**Extract provided:**
+ + + +
After that call I made to Aunt Barbara in Huntington, West Virginia in 2019, she and I were connected to the end.  Rarely did a week pass when we did not talk.  Sometimes two or three times a week.  Let me tell you this, last year when my lung ailments were fixed to the point where I could breathe freely for the first time in my memory, I walked and I walked.  When I walked and I walked, I called Aunt Barbara.  The last year of her life, we covered more ground than either one of us ever bargained for.  I am so thankful.

Taken at The Cock of the Walk catfish restaurant along the Ross Barrnett Reservoir in Brandon, Mississippi in 2017.  A great meal with the best of times.

This was taken the last time we saw Aunt Barbara in 2019.  Two of my favorite ladies.

Aunt Barbara died this past Saturday.  Leave it to her to go on a Saturday.  That was our favorite day of the week.  How can I watch the Ole Miss Rebels without her?  We’d be on the phone on game nights, and I would receive the signal seven seconds before she would.  I’d just wait for her to say “Get him! Get him.” Or I’d hear, “Oh, Lord.”  That was a bad play.  We’d relive every game, and we had all the answers.
+ + + +
**Record list:**
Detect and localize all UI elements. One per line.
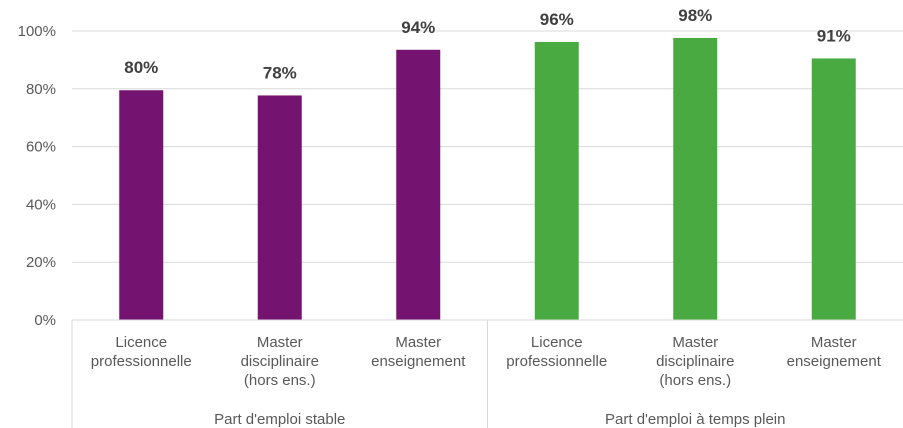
x-axis: Licence professionnelle Master disciplinair… [71, 319, 903, 428]
gridlines [72, 30, 903, 321]
y-axis: 0% 20% 40% 60% 80% 100% [18, 23, 56, 329]
bar [534, 41, 579, 321]
category-label: professionnelle [91, 353, 192, 370]
y-tick-label: 0% [34, 312, 56, 329]
data-label: 98% [678, 6, 712, 25]
category-label: Master [672, 334, 718, 351]
y-tick-label: 100% [18, 23, 56, 40]
category-label: Master [811, 334, 857, 351]
y-tick-label: 60% [26, 139, 56, 156]
bar [811, 58, 856, 321]
data-labels: 80% 78% 94% 96% 98% 91% [124, 6, 851, 83]
category-label: disciplinaire [656, 353, 734, 370]
category-label: Licence [531, 334, 583, 351]
category-label: disciplinaire [241, 353, 319, 370]
group-label: Part d'emploi stable [214, 411, 345, 428]
category-label: (hors ens.) [659, 372, 731, 389]
category-label: Master [257, 334, 303, 351]
data-label: 80% [124, 58, 158, 77]
y-tick-label: 80% [26, 81, 56, 98]
y-tick-label: 20% [26, 254, 56, 271]
category-label: enseignement [371, 353, 466, 370]
data-label: 78% [263, 63, 297, 82]
category-label: Master [395, 334, 441, 351]
bar [119, 90, 164, 321]
bars [119, 37, 856, 321]
y-tick-label: 40% [26, 196, 56, 213]
category-label: enseignement [787, 353, 882, 370]
bar [673, 37, 718, 320]
bar [257, 95, 302, 321]
category-label: Licence [115, 334, 167, 351]
group-label: Part d'emploi à temps plein [605, 411, 785, 428]
data-label: 91% [817, 26, 851, 45]
category-label: (hors ens.) [244, 372, 316, 389]
bar [396, 49, 441, 320]
category-label: professionnelle [506, 353, 607, 370]
data-label: 94% [401, 18, 435, 37]
data-label: 96% [540, 10, 574, 29]
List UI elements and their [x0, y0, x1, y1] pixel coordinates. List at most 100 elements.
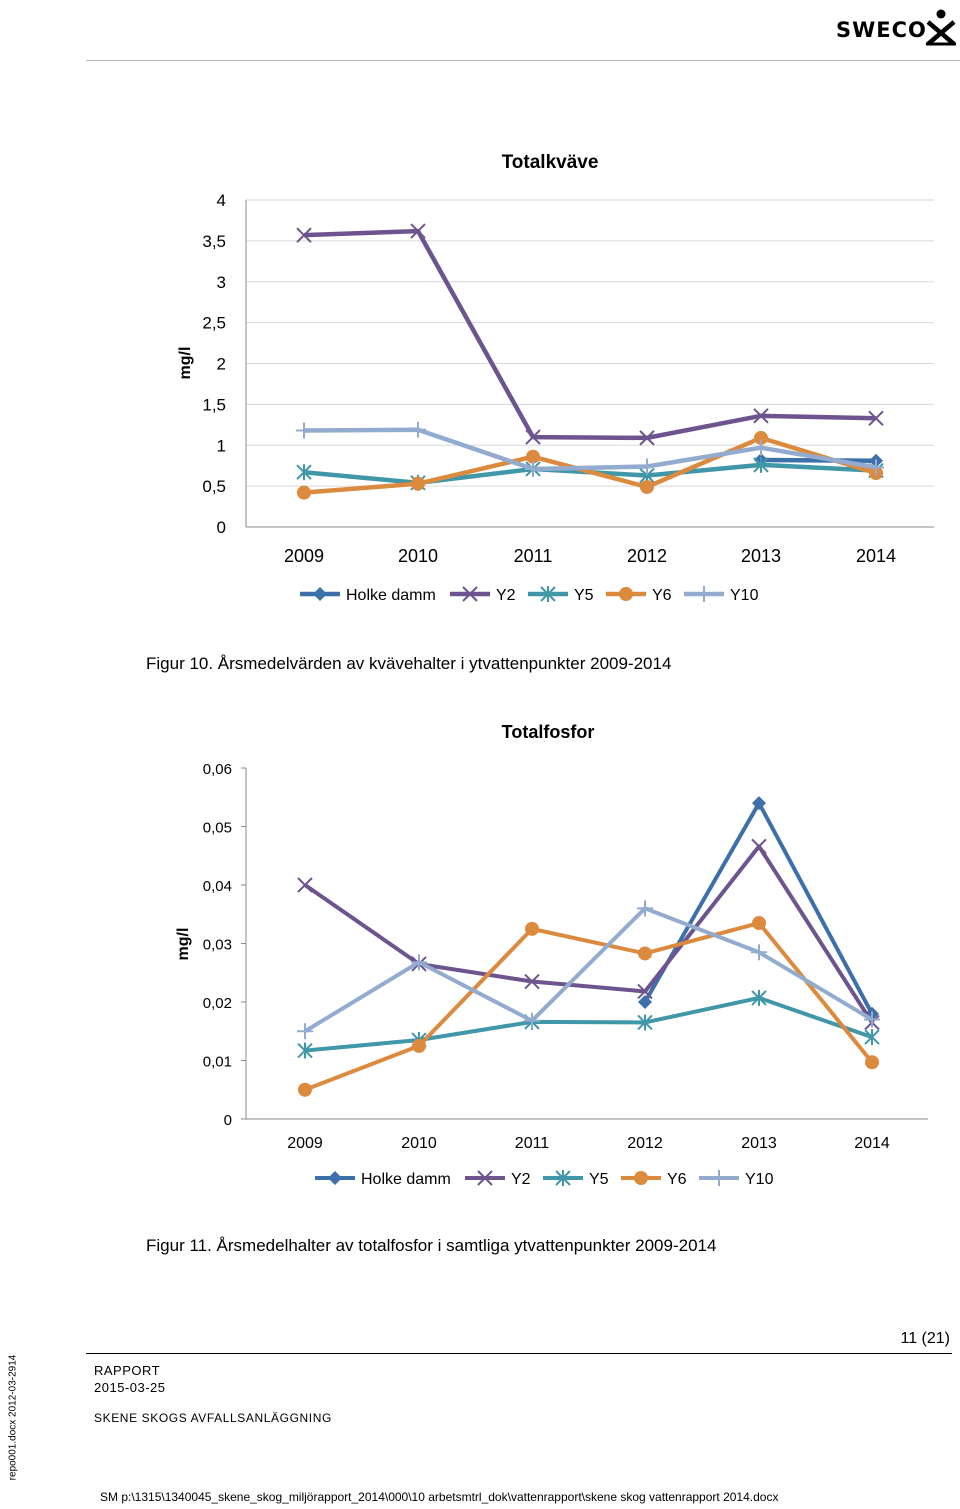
n-chart-y-tick-label: 2: [217, 355, 226, 374]
p-chart-y-tick-label: 0,02: [203, 995, 232, 1012]
n-chart-series-line-4: [303, 435, 877, 495]
p-chart-series-point-4: [412, 1038, 426, 1053]
p-chart-y-tick-label: 0: [224, 1112, 232, 1129]
n-chart-series-point-5: [868, 459, 884, 476]
sweco-logo-icon: [926, 9, 956, 46]
n-chart-x-tick-label: 2011: [514, 546, 553, 566]
report-label: RAPPORT: [94, 1363, 161, 1378]
n-chart-legend-label: Y10: [730, 587, 759, 604]
p-chart-y-tick-label: 0,04: [203, 878, 232, 895]
n-chart-series-point-3: [753, 456, 769, 473]
report-date: 2015-03-25: [94, 1380, 166, 1395]
p-chart-series-line-2: [303, 844, 874, 1024]
n-chart-x-tick-label: 2009: [284, 546, 324, 566]
report-block: RAPPORT 2015-03-25: [94, 1362, 166, 1396]
chart-totalkvave: Totalkväve mg/l 0 0,5 1 1,5 2 2,5 3 3,5 4 2009 2010 2…: [0, 0, 960, 640]
n-chart-series-point-5: [296, 422, 312, 439]
n-chart-legend-item-5: Y10: [684, 586, 759, 604]
p-chart-series-point-5: [637, 900, 653, 917]
p-chart-y-tick-label: 0,01: [203, 1054, 232, 1071]
n-chart-legend-marker: [540, 586, 556, 602]
template-id: repo001.docx 2012-03-2914: [7, 1354, 19, 1481]
p-chart-series-point-5: [864, 1011, 880, 1028]
p-chart-legend-item-5: Y10: [699, 1170, 774, 1188]
p-chart-x-tick-label: 2011: [515, 1135, 550, 1152]
p-chart-series-point-4: [525, 921, 539, 936]
n-chart-y-tick-label: 3: [217, 273, 226, 292]
n-chart-legend-label: Y2: [496, 587, 516, 604]
n-chart-series-point-2: [639, 430, 655, 446]
p-chart-legend-item-3: Y5: [543, 1170, 609, 1188]
n-chart-legend-marker: [696, 586, 712, 602]
p-chart-legend-marker: [555, 1170, 571, 1186]
p-chart-y-tick-label: 0,06: [203, 761, 232, 778]
p-chart-series-point-3: [297, 1042, 313, 1059]
n-chart-x-tick-label: 2014: [856, 546, 896, 566]
p-chart-x-tick-label: 2010: [401, 1135, 437, 1152]
p-chart-series-point-4: [752, 916, 766, 931]
n-chart-series-point-4: [297, 485, 311, 500]
n-chart-series-point-2: [410, 223, 426, 239]
footer-rule: [86, 1353, 952, 1354]
n-chart-legend-label: Holke damm: [346, 587, 436, 604]
n-chart-series-line-1: [760, 457, 877, 464]
p-chart-series-point-3: [864, 1029, 880, 1046]
n-chart-y-tick-label: 1: [217, 436, 226, 455]
n-chart-series-point-4: [754, 430, 768, 445]
n-chart-y-tick-label: 0: [217, 518, 226, 537]
p-chart-legend-marker: [711, 1170, 727, 1186]
n-chart-y-tick-label: 3,5: [202, 232, 226, 251]
n-chart-legend-item-4: Y6: [606, 587, 672, 604]
p-chart-series-point-4: [638, 946, 652, 961]
n-chart-y-axis-label: mg/l: [177, 347, 194, 380]
p-chart-x-tick-label: 2014: [854, 1135, 890, 1152]
company-logo-text: SWECO: [836, 18, 927, 42]
header-rule: [86, 60, 960, 61]
p-chart-legend-item-2: Y2: [465, 1170, 531, 1188]
p-chart-series-point-2: [637, 983, 653, 1000]
p-chart-legend-item-4: Y6: [621, 1171, 687, 1188]
p-chart-y-axis-label: mg/l: [175, 928, 192, 961]
p-chart-legend-item-1: Holke damm: [315, 1171, 451, 1188]
p-chart-legend-label: Y6: [667, 1171, 687, 1188]
chart-totalkvave-svg: Totalkväve mg/l 0 0,5 1 1,5 2 2,5 3 3,5 4 2009 2010 2…: [177, 152, 934, 604]
figure-10-caption: Figur 10. Årsmedelvärden av kvävehalter …: [146, 654, 672, 673]
n-chart-series-point-4: [640, 479, 654, 494]
page-number: 11 (21): [900, 1330, 950, 1347]
project-name: SKENE SKOGS AVFALLSANLÄGGNING: [94, 1411, 332, 1425]
p-chart-series-point-5: [411, 954, 427, 971]
n-chart-series-point-5: [639, 458, 655, 475]
p-chart-title: Totalfosfor: [502, 722, 595, 742]
p-chart-series-line-5: [303, 906, 874, 1033]
chart-totalfosfor: Totalfosfor mg/l 0 0,01 0,02 0,03 0,04 0,05 0,06…: [0, 700, 960, 1210]
n-chart-legend-item-2: Y2: [450, 586, 516, 604]
n-chart-series-line-5: [303, 427, 877, 472]
n-chart-series-point-2: [296, 227, 312, 243]
n-chart-legend-item-1: Holke damm: [300, 587, 436, 604]
p-chart-series-point-4: [298, 1082, 312, 1097]
p-chart-series-line-3: [304, 995, 873, 1053]
p-chart-x-tick-label: 2012: [627, 1135, 663, 1152]
p-chart-legend-marker: [328, 1171, 342, 1185]
p-chart-x-tick-label: 2009: [287, 1135, 323, 1152]
n-chart-legend-label: Y6: [652, 587, 672, 604]
p-chart-y-tick-label: 0,05: [203, 820, 232, 837]
p-chart-series-point-5: [751, 944, 767, 961]
n-chart-series-line-2: [303, 228, 877, 441]
file-path: SM p:\1315\1340045_skene_skog_miljörappo…: [100, 1490, 779, 1504]
p-chart-legend-marker: [634, 1171, 648, 1185]
n-chart-series-point-5: [525, 460, 541, 477]
p-chart-series-point-1: [752, 796, 766, 811]
n-chart-x-tick-label: 2012: [627, 546, 667, 566]
p-chart-legend-label: Y10: [745, 1171, 774, 1188]
p-chart-series-line-4: [304, 921, 874, 1092]
n-chart-series-point-5: [753, 439, 769, 456]
p-chart-series-point-1: [638, 995, 652, 1009]
p-chart-series-point-5: [524, 1012, 540, 1029]
n-chart-legend-marker: [619, 587, 633, 601]
n-chart-series-point-4: [526, 449, 540, 464]
p-chart-series-point-2: [524, 973, 540, 990]
p-chart-series-point-2: [751, 838, 767, 855]
n-chart-y-tick-label: 4: [217, 191, 226, 210]
p-chart-series-point-3: [751, 989, 767, 1006]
+ + + +
**Problem set:**
(A) Name every place the remembrance of Aunt Barbara mentions by proper name, including cities, states, the restaurant and the reservoir.
(B) In the remembrance of Aunt Barbara, copy the passage from "After that call" up to and including "my favorite ladies.", swapping "walked" for "strolled".

**Response list:**
(A)
- Huntington
- West Virginia
- The Cock of the Walk (catfish restaurant)
- Ross Barrnett Reservoir
- Brandon
- Mississippi

(B)
After that call I made to Aunt Barbara in Huntington, West Virginia in 2019, she and I were connected to the end.  Rarely did a week pass when we did not talk.  Sometimes two or three times a week.  Let me tell you this, last year when my lung ailments were fixed to the point where I could breathe freely for the first time in my memory, I strolled and I strolled.  When I strolled and I strolled, I called Aunt Barbara.  The last year of her life, we covered more ground than either one of us ever bargained for.  I am so thankful.

Taken at The Cock of the Walk catfish restaurant along the Ross Barrnett Reservoir in Brandon, Mississippi in 2017.  A great meal with the best of times.

This was taken the last time we saw Aunt Barbara in 2019.  Two of my favorite ladies.